*What is asked*: Please reproduce, unchanged, the lines from the line with "timeline-start-handle[interactable] [931,1232,954,1250]" to the line with "home-value: 13 [107,952,125,969]", both included.

..........

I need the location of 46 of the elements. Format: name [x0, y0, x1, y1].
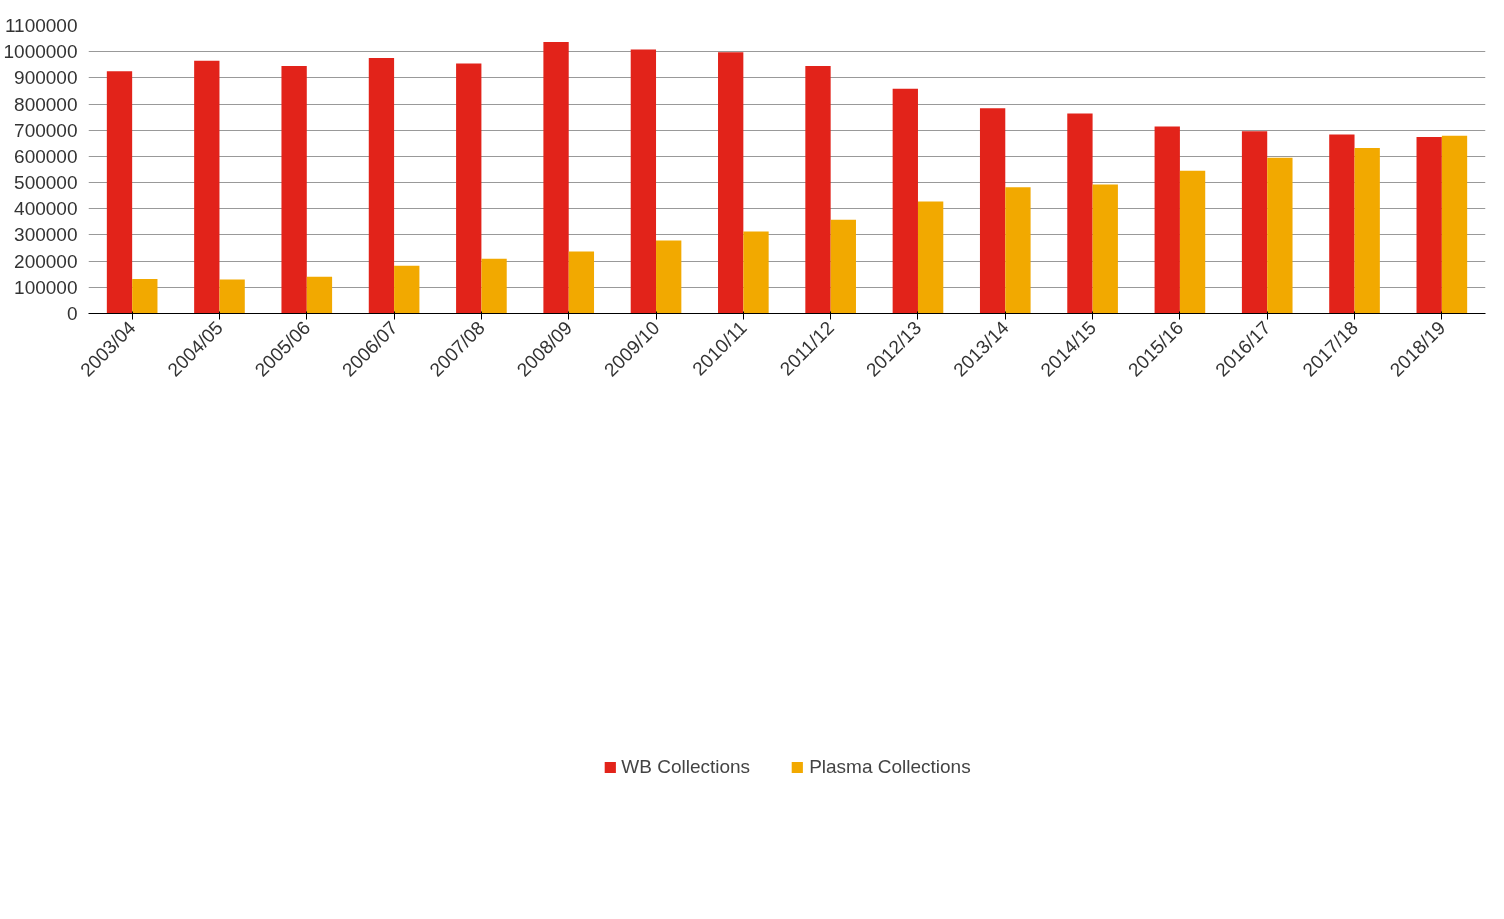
y-tick-label: 400000 — [14, 198, 78, 220]
bar — [1154, 126, 1180, 314]
bar — [743, 231, 769, 314]
bar — [718, 52, 744, 314]
bar — [1067, 113, 1093, 314]
bar — [805, 66, 831, 314]
y-tick-label: 500000 — [14, 172, 78, 194]
bar — [306, 276, 333, 314]
y-tick-label: 0 — [66, 303, 78, 324]
bar — [830, 219, 856, 314]
bar — [979, 108, 1006, 314]
legend-label: WB Collections — [621, 756, 751, 778]
bar — [368, 57, 395, 314]
bar — [281, 66, 307, 314]
bar — [1441, 135, 1468, 314]
bar — [1329, 134, 1355, 314]
y-tick-label: 300000 — [14, 224, 78, 246]
bar — [656, 240, 682, 314]
bar — [456, 63, 482, 314]
bar — [1267, 157, 1293, 314]
legend-label: Plasma Collections — [809, 756, 971, 778]
bar — [1241, 131, 1268, 314]
bar — [543, 41, 569, 314]
y-tick-label: 1000000 — [3, 41, 78, 63]
bar — [568, 251, 595, 314]
bar — [132, 278, 158, 314]
bar — [1179, 170, 1206, 314]
bar — [1354, 148, 1380, 314]
bar — [394, 265, 420, 314]
y-tick-label: 700000 — [14, 119, 78, 141]
bar — [1005, 187, 1031, 314]
bar — [106, 71, 133, 314]
y-tick-label: 1100000 — [4, 15, 78, 36]
y-tick-label: 900000 — [14, 67, 78, 89]
bar — [917, 201, 944, 314]
y-tick-label: 100000 — [14, 276, 78, 298]
bar — [1092, 184, 1118, 314]
bar — [219, 279, 245, 314]
bar — [1416, 137, 1442, 314]
bar — [630, 49, 657, 314]
y-tick-label: 800000 — [14, 93, 78, 115]
bar — [194, 60, 220, 314]
y-tick-label: 600000 — [14, 145, 78, 167]
y-tick-label: 200000 — [14, 250, 78, 272]
bar — [892, 88, 918, 314]
bar — [481, 258, 507, 314]
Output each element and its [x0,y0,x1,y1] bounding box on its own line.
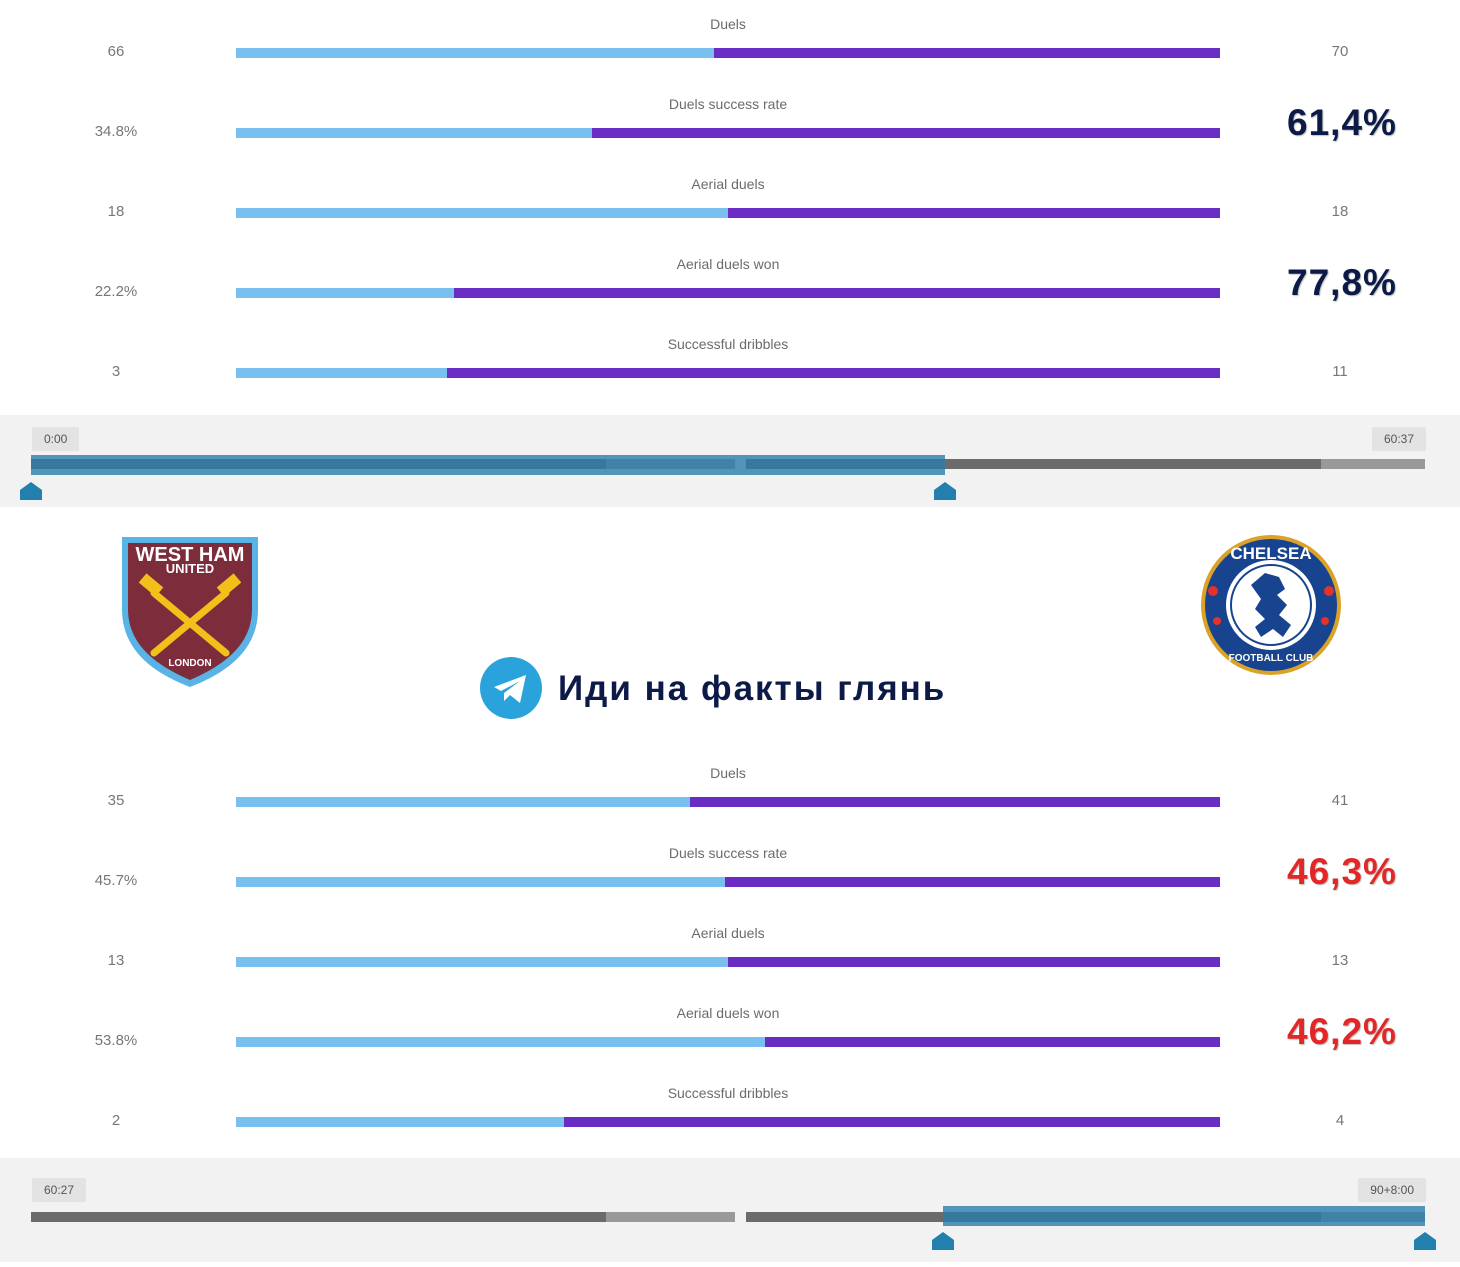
timeline-start-handle[interactable] [931,1232,954,1250]
stat-label: Aerial duels [691,176,765,192]
stat-label: Successful dribbles [667,336,789,352]
stat-row: Duels success rate 45.7% 46,3% [0,845,1460,925]
comparison-bar [236,288,1220,298]
top-timeline: 0:00 60:37 [0,415,1460,507]
home-value: 2 [111,1112,121,1129]
west-ham-crest: WEST HAM UNITED LONDON [118,533,262,689]
away-value: 70 [1331,43,1349,60]
stat-row: Duels success rate 34.8% 61,4% [0,96,1460,176]
home-value: 13 [107,952,125,969]
away-value: 4 [1335,1112,1345,1129]
telegram-promo[interactable]: Иди на факты глянь [480,657,1000,721]
stat-row: Successful dribbles 3 11 [0,336,1460,416]
timeline-start-label: 0:00 [32,427,80,451]
stat-label: Duels success rate [668,845,788,861]
comparison-bar [236,1117,1220,1127]
stat-label: Duels [710,765,746,781]
timeline-start-handle[interactable] [20,482,42,500]
home-value: 22.2% [94,283,138,300]
comparison-bar [236,128,1220,138]
home-share-fill [236,368,447,378]
timeline-end-label: 60:37 [1371,427,1426,451]
comparison-bar [236,877,1220,887]
home-share-fill [236,957,728,967]
stat-row: Aerial duels 13 13 [0,925,1460,1005]
timeline-end-handle[interactable] [934,482,957,500]
away-value: 61,4% [1287,102,1397,143]
timeline-end-handle[interactable] [1414,1232,1436,1250]
away-value: 11 [1332,363,1348,380]
home-share-fill [236,208,728,218]
home-share-fill [236,877,726,887]
home-share-fill [236,128,593,138]
away-value: 18 [1331,203,1349,220]
home-share-fill [236,797,690,807]
timeline-track-second-half[interactable] [746,459,1425,469]
chelsea-crest: CHELSEA FOOTBALL CLUB [1199,533,1343,677]
svg-text:CHELSEA: CHELSEA [1230,544,1311,563]
comparison-bar [236,208,1220,218]
home-share-fill [236,1117,564,1127]
svg-text:FOOTBALL CLUB: FOOTBALL CLUB [1229,653,1314,664]
stat-row: Aerial duels won 22.2% 77,8% [0,256,1460,336]
stat-label: Aerial duels won [676,1005,780,1021]
stat-row: Successful dribbles 2 4 [0,1085,1460,1165]
home-share-fill [236,1037,766,1047]
stat-row: Duels 35 41 [0,765,1460,845]
stat-label: Aerial duels [691,925,765,941]
home-value: 45.7% [94,872,138,889]
comparison-bar [236,368,1220,378]
comparison-bar [236,48,1220,58]
timeline-track-first-half[interactable] [31,1212,735,1222]
away-value: 46,2% [1287,1011,1397,1052]
comparison-bar [236,957,1220,967]
stat-label: Successful dribbles [667,1085,789,1101]
timeline-start-label: 60:27 [32,1178,87,1202]
home-value: 3 [111,363,121,380]
stat-row: Aerial duels won 53.8% 46,2% [0,1005,1460,1085]
svg-text:LONDON: LONDON [168,658,211,669]
home-value: 18 [107,203,125,220]
telegram-icon [480,657,542,719]
timeline-end-label: 90+8:00 [1358,1178,1426,1202]
comparison-bar [236,797,1220,807]
bottom-timeline: 60:27 90+8:00 [0,1158,1460,1262]
stat-label: Duels success rate [668,96,788,112]
stat-row: Duels 66 70 [0,16,1460,96]
away-value: 41 [1331,792,1349,809]
stat-label: Aerial duels won [676,256,780,272]
stat-label: Duels [710,16,746,32]
timeline-selection[interactable] [942,1206,1425,1226]
stat-row: Aerial duels 18 18 [0,176,1460,256]
home-share-fill [236,288,455,298]
home-share-fill [236,48,715,58]
comparison-bar [236,1037,1220,1047]
home-value: 34.8% [94,123,138,140]
away-value: 46,3% [1287,851,1397,892]
svg-text:UNITED: UNITED [166,561,214,576]
home-value: 35 [107,792,125,809]
home-value: 53.8% [94,1032,138,1049]
home-value: 66 [107,43,125,60]
svg-text:WEST HAM: WEST HAM [136,544,245,566]
promo-text: Иди на факты глянь [558,669,947,708]
away-value: 13 [1331,952,1349,969]
away-value: 77,8% [1287,262,1397,303]
timeline-selection[interactable] [31,455,946,475]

..........

*Written reply*:
timeline-start-handle[interactable] [931,1232,954,1250]
stat-label: Aerial duels [691,176,765,192]
stat-label: Successful dribbles [667,336,789,352]
stat-row: Duels success rate 45.7% 46,3% [0,845,1460,925]
comparison-bar [236,288,1220,298]
top-timeline: 0:00 60:37 [0,415,1460,507]
home-value: 2 [111,1112,121,1129]
west-ham-crest: WEST HAM UNITED LONDON [118,533,262,689]
away-value: 70 [1331,43,1349,60]
stat-row: Duels success rate 34.8% 61,4% [0,96,1460,176]
home-value: 13 [107,952,125,969]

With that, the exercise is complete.